WHAT THIS TASK INVOLVES
Read through the records below and copy each line that uses the word "title".

STORED ROWS
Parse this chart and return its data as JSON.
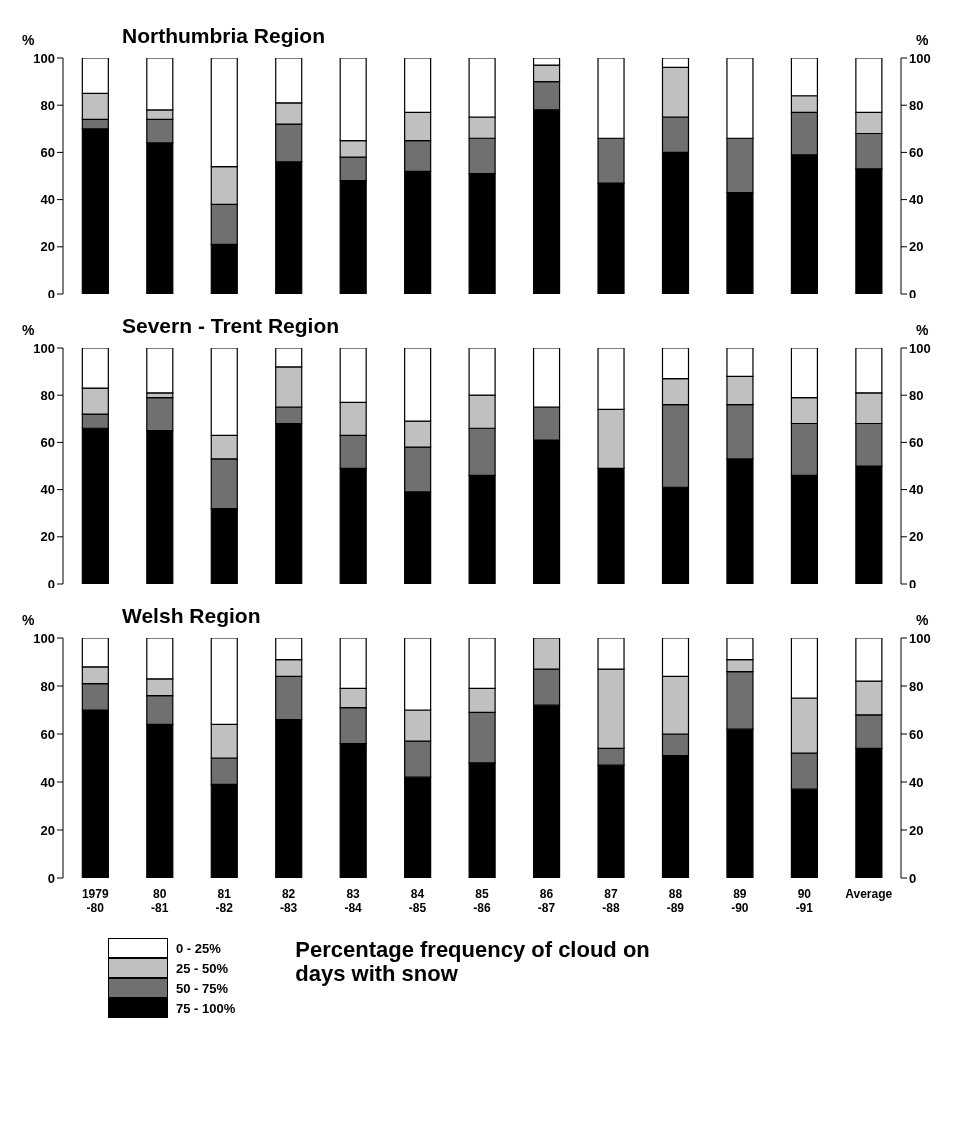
{
  "chart_data": [
    {
      "type": "bar",
      "title": "Northumbria Region",
      "ylabel": "%",
      "y2label": "%",
      "stacked": true,
      "tick_labels": "y",
      "categories": [
        null,
        null,
        null,
        null,
        null,
        null,
        null,
        null,
        null,
        null,
        null,
        null,
        null
      ],
      "series": [
        {
          "color": "#000000",
          "values": [
            70,
            64,
            21,
            56,
            48,
            52,
            51,
            78,
            47,
            60,
            43,
            59,
            53
          ]
        },
        {
          "color": "#707070",
          "values": [
            4,
            10,
            17,
            16,
            10,
            13,
            15,
            12,
            19,
            15,
            23,
            18,
            15
          ]
        },
        {
          "color": "#c0c0c0",
          "values": [
            11,
            4,
            16,
            9,
            7,
            12,
            9,
            7,
            0,
            21,
            0,
            7,
            9
          ]
        },
        {
          "color": "#ffffff",
          "values": [
            15,
            22,
            46,
            19,
            35,
            23,
            25,
            3,
            34,
            4,
            34,
            16,
            23
          ]
        }
      ],
      "ylim": [
        0,
        100
      ],
      "yticks": [
        0,
        20,
        40,
        60,
        80,
        100
      ],
      "y2lim": [
        0,
        100
      ],
      "y2ticks": [
        0,
        20,
        40,
        60,
        80,
        100
      ]
    },
    {
      "type": "bar",
      "title": "Severn - Trent Region",
      "ylabel": "%",
      "y2label": "%",
      "stacked": true,
      "tick_labels": "y",
      "categories": [
        null,
        null,
        null,
        null,
        null,
        null,
        null,
        null,
        null,
        null,
        null,
        null,
        null
      ],
      "series": [
        {
          "color": "#000000",
          "values": [
            66,
            65,
            32,
            68,
            49,
            39,
            46,
            61,
            49,
            41,
            53,
            46,
            50
          ]
        },
        {
          "color": "#707070",
          "values": [
            6,
            14,
            21,
            7,
            14,
            19,
            20,
            14,
            0,
            35,
            23,
            22,
            18
          ]
        },
        {
          "color": "#c0c0c0",
          "values": [
            11,
            2,
            10,
            17,
            14,
            11,
            14,
            0,
            25,
            11,
            12,
            11,
            13
          ]
        },
        {
          "color": "#ffffff",
          "values": [
            17,
            19,
            37,
            8,
            23,
            31,
            20,
            25,
            26,
            13,
            12,
            21,
            19
          ]
        }
      ],
      "ylim": [
        0,
        100
      ],
      "yticks": [
        0,
        20,
        40,
        60,
        80,
        100
      ],
      "y2lim": [
        0,
        100
      ],
      "y2ticks": [
        0,
        20,
        40,
        60,
        80,
        100
      ]
    },
    {
      "type": "bar",
      "title": "Welsh Region",
      "ylabel": "%",
      "y2label": "%",
      "stacked": true,
      "legend": "bottom left",
      "annotations": [
        "Percentage frequency of cloud on days with snow"
      ],
      "categories": [
        "1979\n-80",
        "80\n-81",
        "81\n-82",
        "82\n-83",
        "83\n-84",
        "84\n-85",
        "85\n-86",
        "86\n-87",
        "87\n-88",
        "88\n-89",
        "89\n-90",
        "90\n-91",
        "Average"
      ],
      "series": [
        {
          "name": "75 - 100%",
          "color": "#000000",
          "values": [
            70,
            64,
            39,
            66,
            56,
            42,
            48,
            72,
            47,
            51,
            62,
            37,
            54
          ]
        },
        {
          "name": "50 - 75%",
          "color": "#707070",
          "values": [
            11,
            12,
            11,
            18,
            15,
            15,
            21,
            15,
            7,
            9,
            24,
            15,
            14
          ]
        },
        {
          "name": "25 - 50%",
          "color": "#c0c0c0",
          "values": [
            7,
            7,
            14,
            7,
            8,
            13,
            10,
            13,
            33,
            24,
            5,
            23,
            14
          ]
        },
        {
          "name": "0 - 25%",
          "color": "#ffffff",
          "values": [
            12,
            17,
            36,
            9,
            21,
            30,
            21,
            0,
            13,
            16,
            9,
            25,
            18
          ]
        }
      ],
      "ylim": [
        0,
        100
      ],
      "yticks": [
        0,
        20,
        40,
        60,
        80,
        100
      ],
      "y2lim": [
        0,
        100
      ],
      "y2ticks": [
        0,
        20,
        40,
        60,
        80,
        100
      ]
    }
  ]
}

REPLY
      "title": "Northumbria Region",
      "title": "Severn - Trent Region",
      "title": "Welsh Region",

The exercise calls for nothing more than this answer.